> GIVEN ENTRIES:
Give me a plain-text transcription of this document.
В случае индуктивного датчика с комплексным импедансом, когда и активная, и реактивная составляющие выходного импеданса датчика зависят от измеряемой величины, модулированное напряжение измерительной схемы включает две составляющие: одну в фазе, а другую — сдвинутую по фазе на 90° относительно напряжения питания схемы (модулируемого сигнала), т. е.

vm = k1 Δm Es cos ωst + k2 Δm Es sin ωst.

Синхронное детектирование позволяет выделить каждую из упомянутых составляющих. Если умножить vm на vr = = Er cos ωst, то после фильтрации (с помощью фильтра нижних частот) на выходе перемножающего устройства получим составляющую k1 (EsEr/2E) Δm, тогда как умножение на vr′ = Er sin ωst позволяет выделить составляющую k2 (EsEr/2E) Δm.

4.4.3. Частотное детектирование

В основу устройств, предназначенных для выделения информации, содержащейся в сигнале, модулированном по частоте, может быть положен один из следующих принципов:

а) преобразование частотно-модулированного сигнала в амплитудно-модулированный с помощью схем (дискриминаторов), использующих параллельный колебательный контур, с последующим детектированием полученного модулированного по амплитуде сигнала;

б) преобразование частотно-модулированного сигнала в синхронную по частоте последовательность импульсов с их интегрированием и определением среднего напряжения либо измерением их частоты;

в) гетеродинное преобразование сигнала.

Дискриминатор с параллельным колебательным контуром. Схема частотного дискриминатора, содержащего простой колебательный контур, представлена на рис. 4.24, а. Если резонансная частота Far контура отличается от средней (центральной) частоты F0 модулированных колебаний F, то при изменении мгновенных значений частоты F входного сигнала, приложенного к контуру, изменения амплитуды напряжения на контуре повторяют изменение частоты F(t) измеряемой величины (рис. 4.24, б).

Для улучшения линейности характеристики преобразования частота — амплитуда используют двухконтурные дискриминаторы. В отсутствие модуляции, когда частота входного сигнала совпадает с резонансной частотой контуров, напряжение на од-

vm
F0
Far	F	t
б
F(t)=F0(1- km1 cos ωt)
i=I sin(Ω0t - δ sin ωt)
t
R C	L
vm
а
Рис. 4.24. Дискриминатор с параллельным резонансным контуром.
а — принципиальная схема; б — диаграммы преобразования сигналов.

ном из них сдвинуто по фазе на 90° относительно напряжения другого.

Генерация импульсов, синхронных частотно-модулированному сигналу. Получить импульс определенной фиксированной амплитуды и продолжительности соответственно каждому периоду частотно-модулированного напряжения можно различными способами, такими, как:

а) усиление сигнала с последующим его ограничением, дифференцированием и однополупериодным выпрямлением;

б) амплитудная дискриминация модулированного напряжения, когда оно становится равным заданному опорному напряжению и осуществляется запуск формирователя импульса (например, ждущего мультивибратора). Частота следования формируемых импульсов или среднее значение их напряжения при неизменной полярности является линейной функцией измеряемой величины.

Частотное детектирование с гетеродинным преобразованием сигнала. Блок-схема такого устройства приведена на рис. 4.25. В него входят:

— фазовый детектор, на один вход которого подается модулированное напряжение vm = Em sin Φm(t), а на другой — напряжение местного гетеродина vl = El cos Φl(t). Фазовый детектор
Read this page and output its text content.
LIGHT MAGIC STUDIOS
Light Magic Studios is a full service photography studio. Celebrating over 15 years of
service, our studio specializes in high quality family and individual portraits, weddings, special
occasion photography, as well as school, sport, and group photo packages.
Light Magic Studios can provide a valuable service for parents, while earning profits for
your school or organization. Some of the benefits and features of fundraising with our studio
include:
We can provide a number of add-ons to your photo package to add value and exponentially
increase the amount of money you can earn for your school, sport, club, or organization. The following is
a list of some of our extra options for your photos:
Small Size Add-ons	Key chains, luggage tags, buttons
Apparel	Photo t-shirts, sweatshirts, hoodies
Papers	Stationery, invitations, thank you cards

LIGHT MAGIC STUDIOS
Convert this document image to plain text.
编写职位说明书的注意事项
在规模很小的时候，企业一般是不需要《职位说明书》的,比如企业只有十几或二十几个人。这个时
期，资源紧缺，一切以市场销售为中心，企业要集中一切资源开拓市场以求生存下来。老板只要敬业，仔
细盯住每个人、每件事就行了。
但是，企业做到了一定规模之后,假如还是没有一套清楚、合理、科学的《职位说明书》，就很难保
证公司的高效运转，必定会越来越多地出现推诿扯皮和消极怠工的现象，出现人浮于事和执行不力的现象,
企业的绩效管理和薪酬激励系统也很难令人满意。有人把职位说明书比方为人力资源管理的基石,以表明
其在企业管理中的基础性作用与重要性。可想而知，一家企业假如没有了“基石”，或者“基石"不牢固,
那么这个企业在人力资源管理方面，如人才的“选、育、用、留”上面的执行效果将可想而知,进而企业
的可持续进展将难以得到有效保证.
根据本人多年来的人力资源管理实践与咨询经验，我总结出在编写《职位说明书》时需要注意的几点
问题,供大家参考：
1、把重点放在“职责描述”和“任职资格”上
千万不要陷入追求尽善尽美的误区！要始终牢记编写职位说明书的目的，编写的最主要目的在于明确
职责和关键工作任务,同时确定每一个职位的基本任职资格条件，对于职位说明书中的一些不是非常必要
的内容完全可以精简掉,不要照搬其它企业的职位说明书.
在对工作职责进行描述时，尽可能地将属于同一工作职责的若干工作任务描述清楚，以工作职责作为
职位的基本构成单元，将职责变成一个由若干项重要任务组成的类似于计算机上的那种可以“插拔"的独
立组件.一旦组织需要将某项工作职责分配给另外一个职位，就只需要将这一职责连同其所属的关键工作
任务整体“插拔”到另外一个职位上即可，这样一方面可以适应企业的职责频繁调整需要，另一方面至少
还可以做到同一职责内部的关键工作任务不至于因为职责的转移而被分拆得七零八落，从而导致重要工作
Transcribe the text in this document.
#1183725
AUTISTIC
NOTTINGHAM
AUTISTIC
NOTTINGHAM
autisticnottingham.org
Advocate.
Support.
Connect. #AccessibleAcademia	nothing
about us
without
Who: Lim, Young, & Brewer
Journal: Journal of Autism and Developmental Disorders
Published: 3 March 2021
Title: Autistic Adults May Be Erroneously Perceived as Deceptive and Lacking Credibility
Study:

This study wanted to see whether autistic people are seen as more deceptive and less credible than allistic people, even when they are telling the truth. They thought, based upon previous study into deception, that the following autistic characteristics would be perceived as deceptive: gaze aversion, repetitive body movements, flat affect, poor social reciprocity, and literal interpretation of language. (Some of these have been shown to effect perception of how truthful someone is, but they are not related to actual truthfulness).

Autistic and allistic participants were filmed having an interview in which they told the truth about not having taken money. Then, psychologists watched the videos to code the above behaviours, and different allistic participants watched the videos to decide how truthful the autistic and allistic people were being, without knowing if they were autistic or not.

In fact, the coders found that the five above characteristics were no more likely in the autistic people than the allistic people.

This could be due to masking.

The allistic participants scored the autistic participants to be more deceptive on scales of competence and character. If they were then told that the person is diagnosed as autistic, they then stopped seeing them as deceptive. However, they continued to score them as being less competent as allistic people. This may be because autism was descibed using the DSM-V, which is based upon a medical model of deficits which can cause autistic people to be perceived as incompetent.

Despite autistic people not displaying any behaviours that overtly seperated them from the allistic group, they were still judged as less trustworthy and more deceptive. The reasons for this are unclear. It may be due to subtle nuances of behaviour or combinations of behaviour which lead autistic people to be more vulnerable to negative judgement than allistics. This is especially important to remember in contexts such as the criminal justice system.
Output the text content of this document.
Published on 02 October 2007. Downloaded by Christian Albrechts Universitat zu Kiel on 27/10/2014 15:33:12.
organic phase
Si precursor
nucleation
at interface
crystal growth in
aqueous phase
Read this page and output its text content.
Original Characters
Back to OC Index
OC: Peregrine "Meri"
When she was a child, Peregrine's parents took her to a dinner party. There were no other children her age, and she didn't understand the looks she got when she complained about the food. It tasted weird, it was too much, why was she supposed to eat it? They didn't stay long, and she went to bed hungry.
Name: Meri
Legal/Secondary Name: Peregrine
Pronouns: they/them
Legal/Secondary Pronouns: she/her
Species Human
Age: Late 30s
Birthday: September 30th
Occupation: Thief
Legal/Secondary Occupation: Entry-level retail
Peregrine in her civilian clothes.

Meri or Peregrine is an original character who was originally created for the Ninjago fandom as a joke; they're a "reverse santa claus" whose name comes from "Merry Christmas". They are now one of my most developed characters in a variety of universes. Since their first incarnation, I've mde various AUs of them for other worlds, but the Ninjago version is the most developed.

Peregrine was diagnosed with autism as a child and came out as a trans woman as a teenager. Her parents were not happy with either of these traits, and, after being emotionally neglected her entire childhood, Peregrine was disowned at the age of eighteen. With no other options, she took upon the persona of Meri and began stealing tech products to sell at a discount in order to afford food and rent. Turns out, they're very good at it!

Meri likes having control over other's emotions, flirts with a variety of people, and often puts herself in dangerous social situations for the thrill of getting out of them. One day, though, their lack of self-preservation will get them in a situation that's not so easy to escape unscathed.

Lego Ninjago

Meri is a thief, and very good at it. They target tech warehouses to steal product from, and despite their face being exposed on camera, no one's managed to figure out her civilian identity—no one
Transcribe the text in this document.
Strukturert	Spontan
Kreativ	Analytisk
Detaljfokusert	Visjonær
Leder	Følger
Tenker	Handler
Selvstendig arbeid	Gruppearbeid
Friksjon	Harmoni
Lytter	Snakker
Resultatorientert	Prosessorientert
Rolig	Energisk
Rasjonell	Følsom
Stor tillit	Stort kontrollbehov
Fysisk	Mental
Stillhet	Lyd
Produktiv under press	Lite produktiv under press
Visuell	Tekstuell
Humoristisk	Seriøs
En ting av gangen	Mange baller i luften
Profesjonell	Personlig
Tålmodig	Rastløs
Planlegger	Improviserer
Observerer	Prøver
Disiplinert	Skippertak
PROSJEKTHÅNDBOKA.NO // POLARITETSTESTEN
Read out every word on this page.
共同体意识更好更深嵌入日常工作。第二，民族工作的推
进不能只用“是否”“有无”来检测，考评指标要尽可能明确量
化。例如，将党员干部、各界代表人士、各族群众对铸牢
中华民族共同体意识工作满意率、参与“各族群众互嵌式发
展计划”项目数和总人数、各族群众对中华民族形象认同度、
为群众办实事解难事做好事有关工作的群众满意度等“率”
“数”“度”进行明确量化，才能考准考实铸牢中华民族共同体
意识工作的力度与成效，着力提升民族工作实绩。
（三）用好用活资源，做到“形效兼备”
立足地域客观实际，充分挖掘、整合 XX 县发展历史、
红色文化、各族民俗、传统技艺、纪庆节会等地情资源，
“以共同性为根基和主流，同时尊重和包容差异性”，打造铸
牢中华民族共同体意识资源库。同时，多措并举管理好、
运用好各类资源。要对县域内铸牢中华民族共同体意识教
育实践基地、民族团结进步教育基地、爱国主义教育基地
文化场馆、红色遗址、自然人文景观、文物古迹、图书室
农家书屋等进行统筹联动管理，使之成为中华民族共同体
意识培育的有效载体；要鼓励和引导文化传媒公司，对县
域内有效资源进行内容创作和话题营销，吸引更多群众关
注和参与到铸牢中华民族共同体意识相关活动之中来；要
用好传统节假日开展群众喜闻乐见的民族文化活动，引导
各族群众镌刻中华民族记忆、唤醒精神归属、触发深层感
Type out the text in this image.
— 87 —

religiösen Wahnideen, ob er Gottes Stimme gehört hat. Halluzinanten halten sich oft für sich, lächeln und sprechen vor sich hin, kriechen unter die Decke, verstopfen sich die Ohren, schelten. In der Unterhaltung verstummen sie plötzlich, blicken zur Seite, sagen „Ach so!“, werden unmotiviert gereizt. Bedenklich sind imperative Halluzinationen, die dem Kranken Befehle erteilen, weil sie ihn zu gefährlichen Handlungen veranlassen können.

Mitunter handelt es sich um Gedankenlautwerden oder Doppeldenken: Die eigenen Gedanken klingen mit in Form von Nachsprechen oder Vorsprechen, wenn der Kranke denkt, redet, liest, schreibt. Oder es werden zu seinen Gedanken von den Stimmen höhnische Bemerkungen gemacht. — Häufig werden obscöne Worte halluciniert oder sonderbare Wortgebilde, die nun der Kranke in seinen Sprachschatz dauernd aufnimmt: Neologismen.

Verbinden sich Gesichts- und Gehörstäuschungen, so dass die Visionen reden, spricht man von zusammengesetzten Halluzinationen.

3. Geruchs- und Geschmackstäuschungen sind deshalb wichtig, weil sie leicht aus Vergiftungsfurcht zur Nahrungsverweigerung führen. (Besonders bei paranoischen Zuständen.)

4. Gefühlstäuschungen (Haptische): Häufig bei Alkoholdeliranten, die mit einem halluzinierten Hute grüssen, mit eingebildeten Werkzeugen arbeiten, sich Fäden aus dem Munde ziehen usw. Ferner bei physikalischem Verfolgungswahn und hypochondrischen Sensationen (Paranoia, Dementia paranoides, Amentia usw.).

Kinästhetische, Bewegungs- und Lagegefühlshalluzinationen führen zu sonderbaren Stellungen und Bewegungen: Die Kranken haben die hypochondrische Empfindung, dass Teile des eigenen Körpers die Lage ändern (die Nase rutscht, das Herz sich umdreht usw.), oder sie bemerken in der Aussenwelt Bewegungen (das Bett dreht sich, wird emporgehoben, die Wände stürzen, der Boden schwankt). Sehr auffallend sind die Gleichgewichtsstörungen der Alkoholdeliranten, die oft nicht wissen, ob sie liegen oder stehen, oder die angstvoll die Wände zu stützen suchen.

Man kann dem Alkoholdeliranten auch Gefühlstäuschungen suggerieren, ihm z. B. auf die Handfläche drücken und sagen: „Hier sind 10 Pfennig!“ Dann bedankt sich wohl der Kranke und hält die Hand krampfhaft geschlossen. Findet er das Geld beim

> DO THIS:
Using the listing above, pick out each line that contains the word "provide", then copy it.

> COMPLETE RESPONSE:
Light Magic Studios can provide a valuable service for parents, while earning profits for
We can provide a number of add-ons to your photo package to add value and exponentially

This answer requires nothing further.